— Directive —
Gather all lines containing the string "humérus" and copy them out.

[Excerpt from a dataset]

★ ★ ★ ★ ★ ★ ★

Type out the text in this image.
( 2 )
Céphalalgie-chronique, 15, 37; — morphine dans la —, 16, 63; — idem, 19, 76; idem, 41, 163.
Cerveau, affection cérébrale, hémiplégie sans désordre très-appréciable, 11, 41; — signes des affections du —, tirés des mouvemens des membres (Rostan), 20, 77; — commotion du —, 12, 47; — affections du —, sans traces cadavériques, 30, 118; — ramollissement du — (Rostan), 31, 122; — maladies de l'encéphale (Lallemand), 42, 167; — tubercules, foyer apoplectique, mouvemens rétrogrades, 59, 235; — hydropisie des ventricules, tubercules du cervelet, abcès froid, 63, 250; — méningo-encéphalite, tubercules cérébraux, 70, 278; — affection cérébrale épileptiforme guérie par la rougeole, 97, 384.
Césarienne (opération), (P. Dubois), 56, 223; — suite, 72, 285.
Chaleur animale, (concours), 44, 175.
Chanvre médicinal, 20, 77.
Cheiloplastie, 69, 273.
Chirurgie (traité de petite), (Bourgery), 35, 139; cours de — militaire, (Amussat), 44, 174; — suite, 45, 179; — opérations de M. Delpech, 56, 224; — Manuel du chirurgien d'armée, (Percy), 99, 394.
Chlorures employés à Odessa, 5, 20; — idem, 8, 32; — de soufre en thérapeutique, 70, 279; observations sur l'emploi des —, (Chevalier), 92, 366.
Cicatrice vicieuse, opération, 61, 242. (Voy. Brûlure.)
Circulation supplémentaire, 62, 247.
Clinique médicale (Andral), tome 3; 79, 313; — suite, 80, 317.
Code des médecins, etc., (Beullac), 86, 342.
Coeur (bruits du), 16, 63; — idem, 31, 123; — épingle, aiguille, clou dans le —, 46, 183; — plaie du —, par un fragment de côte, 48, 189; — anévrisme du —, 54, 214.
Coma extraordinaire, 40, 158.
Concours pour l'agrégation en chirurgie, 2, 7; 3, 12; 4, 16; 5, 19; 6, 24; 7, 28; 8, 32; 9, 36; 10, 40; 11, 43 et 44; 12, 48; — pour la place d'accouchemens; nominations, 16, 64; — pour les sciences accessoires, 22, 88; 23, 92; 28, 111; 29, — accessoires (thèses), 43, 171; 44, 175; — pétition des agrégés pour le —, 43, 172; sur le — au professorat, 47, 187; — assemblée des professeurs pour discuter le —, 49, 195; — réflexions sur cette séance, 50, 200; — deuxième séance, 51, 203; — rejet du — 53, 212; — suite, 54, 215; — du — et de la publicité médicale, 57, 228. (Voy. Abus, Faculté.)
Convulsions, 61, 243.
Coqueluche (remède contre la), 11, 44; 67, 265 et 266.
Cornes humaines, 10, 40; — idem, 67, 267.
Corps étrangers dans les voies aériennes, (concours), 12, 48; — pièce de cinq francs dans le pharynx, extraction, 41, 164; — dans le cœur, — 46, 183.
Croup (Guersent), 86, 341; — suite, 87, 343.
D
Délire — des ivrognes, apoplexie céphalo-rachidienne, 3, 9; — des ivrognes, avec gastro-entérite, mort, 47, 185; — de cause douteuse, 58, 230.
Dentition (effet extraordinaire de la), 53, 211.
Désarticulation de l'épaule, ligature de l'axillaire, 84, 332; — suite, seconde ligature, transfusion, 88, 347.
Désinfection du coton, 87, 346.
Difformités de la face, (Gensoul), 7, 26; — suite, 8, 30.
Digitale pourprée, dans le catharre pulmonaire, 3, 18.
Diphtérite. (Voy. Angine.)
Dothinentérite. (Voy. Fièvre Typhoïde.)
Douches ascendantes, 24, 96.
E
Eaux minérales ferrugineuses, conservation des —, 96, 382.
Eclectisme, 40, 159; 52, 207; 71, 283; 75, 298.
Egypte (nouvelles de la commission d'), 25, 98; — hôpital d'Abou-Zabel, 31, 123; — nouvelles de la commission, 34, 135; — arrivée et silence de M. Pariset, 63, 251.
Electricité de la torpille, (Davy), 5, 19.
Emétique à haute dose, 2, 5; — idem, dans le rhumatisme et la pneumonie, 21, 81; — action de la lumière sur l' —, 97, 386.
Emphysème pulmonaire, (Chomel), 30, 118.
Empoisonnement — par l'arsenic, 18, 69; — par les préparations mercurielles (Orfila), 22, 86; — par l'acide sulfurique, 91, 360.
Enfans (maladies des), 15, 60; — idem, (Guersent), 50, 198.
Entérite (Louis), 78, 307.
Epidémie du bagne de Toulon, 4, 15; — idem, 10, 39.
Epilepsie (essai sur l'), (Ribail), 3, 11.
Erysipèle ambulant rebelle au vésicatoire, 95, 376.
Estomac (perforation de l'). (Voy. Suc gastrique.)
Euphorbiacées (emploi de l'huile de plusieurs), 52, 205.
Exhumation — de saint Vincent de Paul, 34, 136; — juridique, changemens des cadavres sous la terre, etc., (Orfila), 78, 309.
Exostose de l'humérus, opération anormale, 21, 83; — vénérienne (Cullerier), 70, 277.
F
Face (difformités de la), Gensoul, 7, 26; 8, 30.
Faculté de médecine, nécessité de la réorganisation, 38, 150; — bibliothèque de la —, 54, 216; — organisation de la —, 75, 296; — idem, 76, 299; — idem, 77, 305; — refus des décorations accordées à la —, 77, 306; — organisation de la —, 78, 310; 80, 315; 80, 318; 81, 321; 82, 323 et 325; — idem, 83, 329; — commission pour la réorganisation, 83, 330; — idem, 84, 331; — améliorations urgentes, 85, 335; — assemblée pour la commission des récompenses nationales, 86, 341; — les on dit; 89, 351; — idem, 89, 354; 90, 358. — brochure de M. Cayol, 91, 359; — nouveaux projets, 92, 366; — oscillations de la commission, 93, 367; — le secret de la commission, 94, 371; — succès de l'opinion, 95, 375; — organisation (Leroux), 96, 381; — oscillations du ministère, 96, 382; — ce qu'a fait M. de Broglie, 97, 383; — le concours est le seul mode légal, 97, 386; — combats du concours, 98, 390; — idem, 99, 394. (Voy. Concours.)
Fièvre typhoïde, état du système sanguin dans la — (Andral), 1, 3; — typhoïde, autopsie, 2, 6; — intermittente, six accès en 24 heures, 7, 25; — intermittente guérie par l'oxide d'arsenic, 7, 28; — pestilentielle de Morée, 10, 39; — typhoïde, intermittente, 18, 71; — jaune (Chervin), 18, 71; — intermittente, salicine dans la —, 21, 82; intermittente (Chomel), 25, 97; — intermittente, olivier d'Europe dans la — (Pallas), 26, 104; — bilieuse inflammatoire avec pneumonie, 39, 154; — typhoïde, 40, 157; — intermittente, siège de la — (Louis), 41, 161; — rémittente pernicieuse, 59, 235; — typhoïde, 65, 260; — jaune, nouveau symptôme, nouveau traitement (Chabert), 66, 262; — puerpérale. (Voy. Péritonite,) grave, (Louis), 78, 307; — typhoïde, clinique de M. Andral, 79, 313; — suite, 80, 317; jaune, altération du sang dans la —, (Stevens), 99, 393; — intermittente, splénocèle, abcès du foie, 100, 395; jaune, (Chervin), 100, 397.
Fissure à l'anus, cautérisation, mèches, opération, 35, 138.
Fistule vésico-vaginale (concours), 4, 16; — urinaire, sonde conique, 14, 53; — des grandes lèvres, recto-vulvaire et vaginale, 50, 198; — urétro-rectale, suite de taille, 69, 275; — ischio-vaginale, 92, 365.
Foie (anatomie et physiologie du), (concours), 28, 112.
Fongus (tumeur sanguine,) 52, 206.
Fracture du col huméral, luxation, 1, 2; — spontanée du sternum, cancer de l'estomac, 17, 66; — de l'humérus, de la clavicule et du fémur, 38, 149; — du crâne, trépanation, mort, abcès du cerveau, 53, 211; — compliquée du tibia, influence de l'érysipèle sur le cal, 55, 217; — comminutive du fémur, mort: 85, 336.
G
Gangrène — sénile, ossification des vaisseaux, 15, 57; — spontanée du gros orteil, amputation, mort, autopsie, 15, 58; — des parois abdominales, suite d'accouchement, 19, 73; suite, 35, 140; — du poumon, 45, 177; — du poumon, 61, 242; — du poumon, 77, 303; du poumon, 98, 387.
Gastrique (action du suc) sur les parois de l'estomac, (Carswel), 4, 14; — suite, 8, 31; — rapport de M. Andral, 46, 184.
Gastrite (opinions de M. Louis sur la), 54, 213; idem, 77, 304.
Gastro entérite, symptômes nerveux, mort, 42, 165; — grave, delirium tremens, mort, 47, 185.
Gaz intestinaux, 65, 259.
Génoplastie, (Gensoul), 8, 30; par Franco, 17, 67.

★ ★ ★ ★ ★ ★ ★

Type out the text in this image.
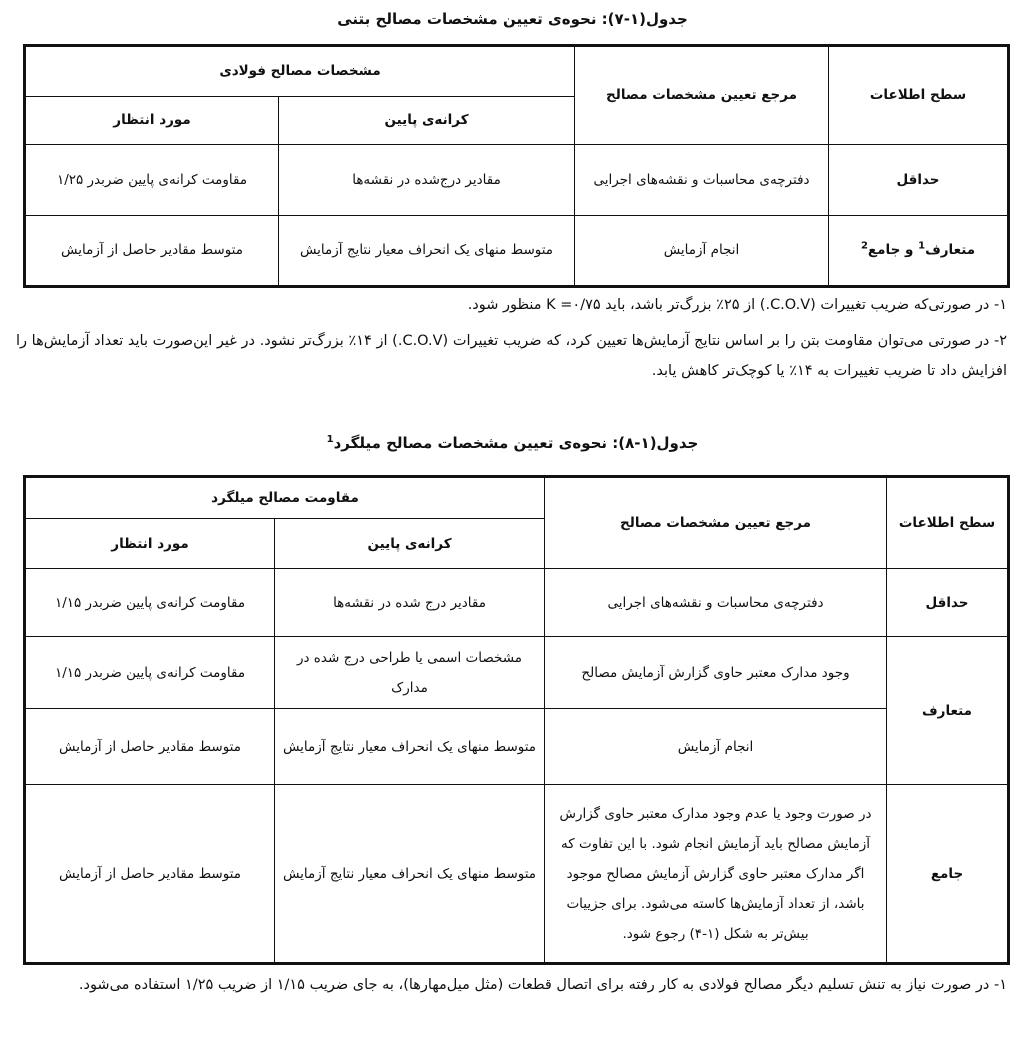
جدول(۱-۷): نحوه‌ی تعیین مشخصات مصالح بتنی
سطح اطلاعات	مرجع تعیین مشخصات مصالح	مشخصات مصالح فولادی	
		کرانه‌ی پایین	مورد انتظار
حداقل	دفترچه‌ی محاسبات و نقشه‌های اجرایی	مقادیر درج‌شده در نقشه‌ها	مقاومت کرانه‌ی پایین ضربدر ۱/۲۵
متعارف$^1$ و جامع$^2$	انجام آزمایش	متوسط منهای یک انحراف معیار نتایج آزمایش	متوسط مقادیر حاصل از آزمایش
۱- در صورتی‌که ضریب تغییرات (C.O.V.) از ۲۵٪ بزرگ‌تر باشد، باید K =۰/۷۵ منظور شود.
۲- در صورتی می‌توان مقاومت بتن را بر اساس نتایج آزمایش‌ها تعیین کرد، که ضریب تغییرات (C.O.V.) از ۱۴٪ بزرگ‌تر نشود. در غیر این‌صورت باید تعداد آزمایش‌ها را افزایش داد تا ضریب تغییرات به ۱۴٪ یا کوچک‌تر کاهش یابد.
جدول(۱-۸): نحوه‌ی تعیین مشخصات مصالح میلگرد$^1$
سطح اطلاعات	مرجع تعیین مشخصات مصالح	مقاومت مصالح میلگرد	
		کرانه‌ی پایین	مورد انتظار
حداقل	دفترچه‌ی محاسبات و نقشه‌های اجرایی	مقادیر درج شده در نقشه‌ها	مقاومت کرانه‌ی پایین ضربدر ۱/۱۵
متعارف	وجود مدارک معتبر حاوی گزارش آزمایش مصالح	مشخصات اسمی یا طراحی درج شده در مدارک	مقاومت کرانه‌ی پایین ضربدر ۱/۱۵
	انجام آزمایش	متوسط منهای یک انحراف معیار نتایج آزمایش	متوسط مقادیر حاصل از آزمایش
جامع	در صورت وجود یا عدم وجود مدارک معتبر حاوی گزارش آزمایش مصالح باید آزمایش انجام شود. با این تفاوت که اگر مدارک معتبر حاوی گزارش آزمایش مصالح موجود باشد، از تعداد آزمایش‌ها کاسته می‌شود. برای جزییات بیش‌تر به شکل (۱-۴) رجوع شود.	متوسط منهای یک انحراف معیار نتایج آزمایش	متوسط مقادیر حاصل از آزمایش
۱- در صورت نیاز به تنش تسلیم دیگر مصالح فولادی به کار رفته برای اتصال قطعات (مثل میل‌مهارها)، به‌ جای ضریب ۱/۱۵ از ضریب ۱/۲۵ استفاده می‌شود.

★ ★ ★ ★ ★ ★ ★

— Finished answer —
Exostose de l'humérus, opération anormale, 21, 83; — vénérienne (Cullerier), 70, 277.
Fracture du col huméral, luxation, 1, 2; — spontanée du sternum, cancer de l'estomac, 17, 66; — de l'humérus, de la clavicule et du fémur, 38, 149; — du crâne, trépanation, mort, abcès du cerveau, 53, 211; — compliquée du tibia, influence de l'érysipèle sur le cal, 55, 217; — comminutive du fémur, mort: 85, 336.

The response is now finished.